» Data listing:
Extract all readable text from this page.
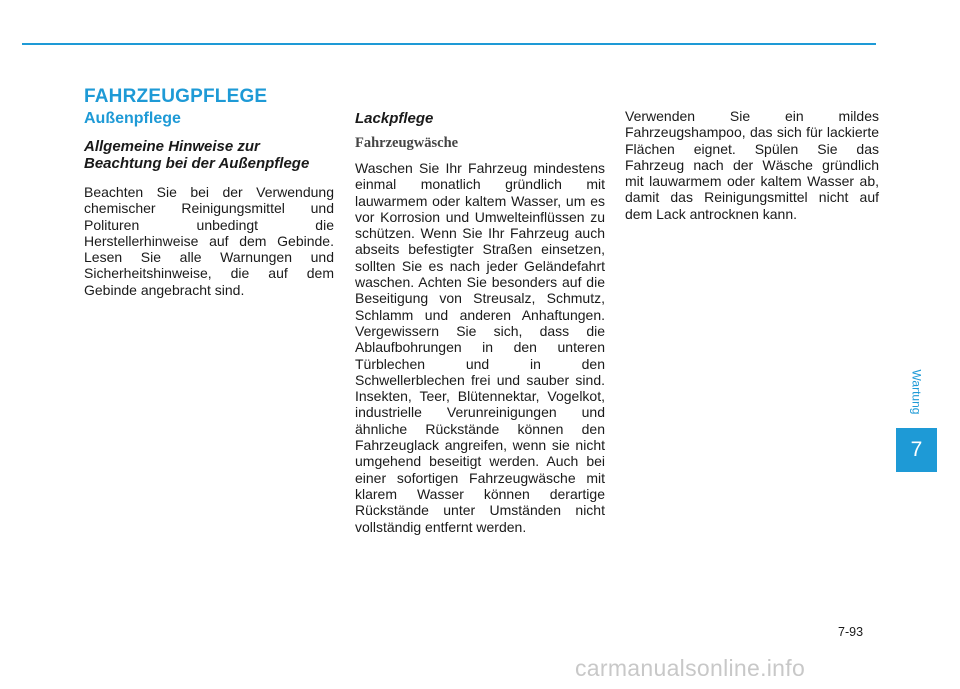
FAHRZEUGPFLEGE
Außenpflege
Allgemeine Hinweise zur Beachtung bei der Außenpflege

Beachten Sie bei der Verwendung chemischer Reinigungsmittel und Polituren unbedingt die Herstellerhinweise auf dem Gebinde. Lesen Sie alle Warnungen und Sicherheitshinweise, die auf dem Gebinde angebracht sind.

Lackpflege
Fahrzeugwäsche

Waschen Sie Ihr Fahrzeug mindestens einmal monatlich gründlich mit lauwarmem oder kaltem Wasser, um es vor Korrosion und Umwelteinflüssen zu schützen. Wenn Sie Ihr Fahrzeug auch abseits befestigter Straßen einsetzen, sollten Sie es nach jeder Geländefahrt waschen. Achten Sie besonders auf die Beseitigung von Streusalz, Schmutz, Schlamm und anderen Anhaftungen. Vergewissern Sie sich, dass die Ablaufbohrungen in den unteren Türblechen und in den Schwellerblechen frei und sauber sind. Insekten, Teer, Blütennektar, Vogelkot, industrielle Verunreinigungen und ähnliche Rückstände können den Fahrzeuglack angreifen, wenn sie nicht umgehend beseitigt werden. Auch bei einer sofortigen Fahrzeugwäsche mit klarem Wasser können derartige Rückstände unter Umständen nicht vollständig entfernt werden.

Verwenden Sie ein mildes Fahrzeugshampoo, das sich für lackierte Flächen eignet. Spülen Sie das Fahrzeug nach der Wäsche gründlich mit lauwarmem oder kaltem Wasser ab, damit das Reinigungsmittel nicht auf dem Lack antrocknen kann.

Wartung
7
7-93
carmanualsonline.info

» GOAL:
Pictures are not part of the copy; reproduce everything else in the records exactly.

» COMPLETED TASK:
Extract all readable text from this page.
FAHRZEUGPFLEGE
Außenpflege
Allgemeine Hinweise zur Beachtung bei der Außenpflege

Beachten Sie bei der Verwendung chemischer Reinigungsmittel und Polituren unbedingt die Herstellerhinweise auf dem Gebinde. Lesen Sie alle Warnungen und Sicherheitshinweise, die auf dem Gebinde angebracht sind.

Lackpflege
Fahrzeugwäsche

Waschen Sie Ihr Fahrzeug mindestens einmal monatlich gründlich mit lauwarmem oder kaltem Wasser, um es vor Korrosion und Umwelteinflüssen zu schützen. Wenn Sie Ihr Fahrzeug auch abseits befestigter Straßen einsetzen, sollten Sie es nach jeder Geländefahrt waschen. Achten Sie besonders auf die Beseitigung von Streusalz, Schmutz, Schlamm und anderen Anhaftungen. Vergewissern Sie sich, dass die Ablaufbohrungen in den unteren Türblechen und in den Schwellerblechen frei und sauber sind. Insekten, Teer, Blütennektar, Vogelkot, industrielle Verunreinigungen und ähnliche Rückstände können den Fahrzeuglack angreifen, wenn sie nicht umgehend beseitigt werden. Auch bei einer sofortigen Fahrzeugwäsche mit klarem Wasser können derartige Rückstände unter Umständen nicht vollständig entfernt werden.

Verwenden Sie ein mildes Fahrzeugshampoo, das sich für lackierte Flächen eignet. Spülen Sie das Fahrzeug nach der Wäsche gründlich mit lauwarmem oder kaltem Wasser ab, damit das Reinigungsmittel nicht auf dem Lack antrocknen kann.

Wartung
7
7-93
carmanualsonline.info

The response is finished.